→ Data pulled from a collection
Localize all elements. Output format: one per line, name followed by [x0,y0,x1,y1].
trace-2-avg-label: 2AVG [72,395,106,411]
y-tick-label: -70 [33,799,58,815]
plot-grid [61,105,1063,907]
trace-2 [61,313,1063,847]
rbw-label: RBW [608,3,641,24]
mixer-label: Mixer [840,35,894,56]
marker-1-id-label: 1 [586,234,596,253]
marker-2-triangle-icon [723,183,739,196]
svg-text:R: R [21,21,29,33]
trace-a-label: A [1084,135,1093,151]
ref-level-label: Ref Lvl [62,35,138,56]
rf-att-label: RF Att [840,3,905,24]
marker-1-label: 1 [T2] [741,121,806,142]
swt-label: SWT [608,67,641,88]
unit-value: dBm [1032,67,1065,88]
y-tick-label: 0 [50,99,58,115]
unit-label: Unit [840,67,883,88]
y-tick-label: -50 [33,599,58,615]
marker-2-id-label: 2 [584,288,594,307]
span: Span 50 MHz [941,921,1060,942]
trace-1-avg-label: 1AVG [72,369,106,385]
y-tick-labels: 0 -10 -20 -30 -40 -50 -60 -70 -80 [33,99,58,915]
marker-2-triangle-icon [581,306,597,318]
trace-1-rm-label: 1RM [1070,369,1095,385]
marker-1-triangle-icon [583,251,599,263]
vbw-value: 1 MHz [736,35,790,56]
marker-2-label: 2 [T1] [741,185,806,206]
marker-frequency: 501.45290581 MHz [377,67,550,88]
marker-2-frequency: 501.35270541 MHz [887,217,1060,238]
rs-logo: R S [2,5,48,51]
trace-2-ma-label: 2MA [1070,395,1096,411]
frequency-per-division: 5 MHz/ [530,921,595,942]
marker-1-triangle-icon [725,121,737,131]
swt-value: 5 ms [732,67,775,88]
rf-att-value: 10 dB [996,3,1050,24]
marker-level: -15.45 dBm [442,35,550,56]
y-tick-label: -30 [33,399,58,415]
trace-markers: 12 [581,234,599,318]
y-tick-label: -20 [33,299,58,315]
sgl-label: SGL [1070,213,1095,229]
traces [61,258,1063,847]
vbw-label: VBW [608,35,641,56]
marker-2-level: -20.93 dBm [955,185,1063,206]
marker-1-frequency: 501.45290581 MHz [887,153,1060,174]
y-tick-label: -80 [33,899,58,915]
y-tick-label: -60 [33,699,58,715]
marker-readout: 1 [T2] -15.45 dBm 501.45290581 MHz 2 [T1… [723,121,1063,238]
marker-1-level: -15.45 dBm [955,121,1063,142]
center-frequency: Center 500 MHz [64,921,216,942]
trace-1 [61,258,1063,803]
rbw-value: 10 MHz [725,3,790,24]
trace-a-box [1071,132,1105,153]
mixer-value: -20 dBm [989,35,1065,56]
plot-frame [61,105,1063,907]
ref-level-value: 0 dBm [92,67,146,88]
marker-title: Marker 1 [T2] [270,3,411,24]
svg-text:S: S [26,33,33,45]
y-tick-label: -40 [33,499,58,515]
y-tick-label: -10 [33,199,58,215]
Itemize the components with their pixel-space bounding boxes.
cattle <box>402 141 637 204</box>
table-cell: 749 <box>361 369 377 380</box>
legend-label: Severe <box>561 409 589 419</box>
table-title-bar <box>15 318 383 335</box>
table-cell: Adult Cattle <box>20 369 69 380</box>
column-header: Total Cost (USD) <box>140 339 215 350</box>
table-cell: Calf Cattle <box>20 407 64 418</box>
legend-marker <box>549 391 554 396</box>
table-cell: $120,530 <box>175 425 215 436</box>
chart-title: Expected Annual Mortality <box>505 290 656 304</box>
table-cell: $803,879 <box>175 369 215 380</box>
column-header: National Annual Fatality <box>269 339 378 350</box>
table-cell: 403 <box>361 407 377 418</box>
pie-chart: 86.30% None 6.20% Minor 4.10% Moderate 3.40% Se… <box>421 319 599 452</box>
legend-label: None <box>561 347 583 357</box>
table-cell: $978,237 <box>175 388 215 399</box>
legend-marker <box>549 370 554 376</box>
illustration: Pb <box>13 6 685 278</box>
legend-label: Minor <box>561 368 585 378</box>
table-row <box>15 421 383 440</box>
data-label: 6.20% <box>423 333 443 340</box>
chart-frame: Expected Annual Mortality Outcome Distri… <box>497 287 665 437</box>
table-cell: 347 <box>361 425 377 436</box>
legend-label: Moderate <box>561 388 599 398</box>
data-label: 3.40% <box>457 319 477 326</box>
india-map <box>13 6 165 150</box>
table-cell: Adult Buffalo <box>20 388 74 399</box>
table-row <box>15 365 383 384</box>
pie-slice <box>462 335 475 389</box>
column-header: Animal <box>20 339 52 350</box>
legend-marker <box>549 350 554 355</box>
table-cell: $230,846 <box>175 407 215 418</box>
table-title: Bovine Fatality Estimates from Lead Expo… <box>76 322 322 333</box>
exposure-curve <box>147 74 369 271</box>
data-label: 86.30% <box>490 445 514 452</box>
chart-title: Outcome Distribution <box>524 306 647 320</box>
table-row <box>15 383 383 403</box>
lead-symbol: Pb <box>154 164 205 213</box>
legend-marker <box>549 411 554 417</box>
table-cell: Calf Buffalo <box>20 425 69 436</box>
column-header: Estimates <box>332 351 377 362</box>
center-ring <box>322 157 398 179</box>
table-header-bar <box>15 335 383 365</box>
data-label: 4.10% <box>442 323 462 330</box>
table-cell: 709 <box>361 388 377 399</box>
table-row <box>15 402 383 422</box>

→ Instructions for the task
Convert the lines from the first one through the line containing "trace-markers: 12 [581,234,599,318]", both included, into a numbered list with blank lines left out.

→ Solution to this problem
1. Localize all elements. Output format: one per line, name followed by [x0,y0,x1,y1].
2. trace-2-avg-label: 2AVG [72,395,106,411]
3. y-tick-label: -70 [33,799,58,815]
4. plot-grid [61,105,1063,907]
5. trace-2 [61,313,1063,847]
6. rbw-label: RBW [608,3,641,24]
7. mixer-label: Mixer [840,35,894,56]
8. marker-1-id-label: 1 [586,234,596,253]
9. marker-2-triangle-icon [723,183,739,196]
10. svg-text:R: R [21,21,29,33]
11. trace-a-label: A [1084,135,1093,151]
12. ref-level-label: Ref Lvl [62,35,138,56]
13. rf-att-label: RF Att [840,3,905,24]
14. marker-1-label: 1 [T2] [741,121,806,142]
15. swt-label: SWT [608,67,641,88]
16. unit-value: dBm [1032,67,1065,88]
17. y-tick-label: 0 [50,99,58,115]
18. unit-label: Unit [840,67,883,88]
19. y-tick-label: -50 [33,599,58,615]
20. marker-2-id-label: 2 [584,288,594,307]
21. span: Span 50 MHz [941,921,1060,942]
22. trace-1-avg-label: 1AVG [72,369,106,385]
23. y-tick-labels: 0 -10 -20 -30 -40 -50 -60 -70 -80 [33,99,58,915]
24. marker-2-triangle-icon [581,306,597,318]
25. trace-1-rm-label: 1RM [1070,369,1095,385]
26. marker-1-triangle-icon [583,251,599,263]
27. vbw-value: 1 MHz [736,35,790,56]
28. marker-2-label: 2 [T1] [741,185,806,206]
29. marker-frequency: 501.45290581 MHz [377,67,550,88]
30. marker-2-frequency: 501.35270541 MHz [887,217,1060,238]
31. rs-logo: R S [2,5,48,51]
32. trace-2-ma-label: 2MA [1070,395,1096,411]
33. frequency-per-division: 5 MHz/ [530,921,595,942]
34. marker-1-triangle-icon [725,121,737,131]
35. swt-value: 5 ms [732,67,775,88]
36. rf-att-value: 10 dB [996,3,1050,24]
37. marker-level: -15.45 dBm [442,35,550,56]
38. y-tick-label: -30 [33,399,58,415]
39. trace-markers: 12 [581,234,599,318]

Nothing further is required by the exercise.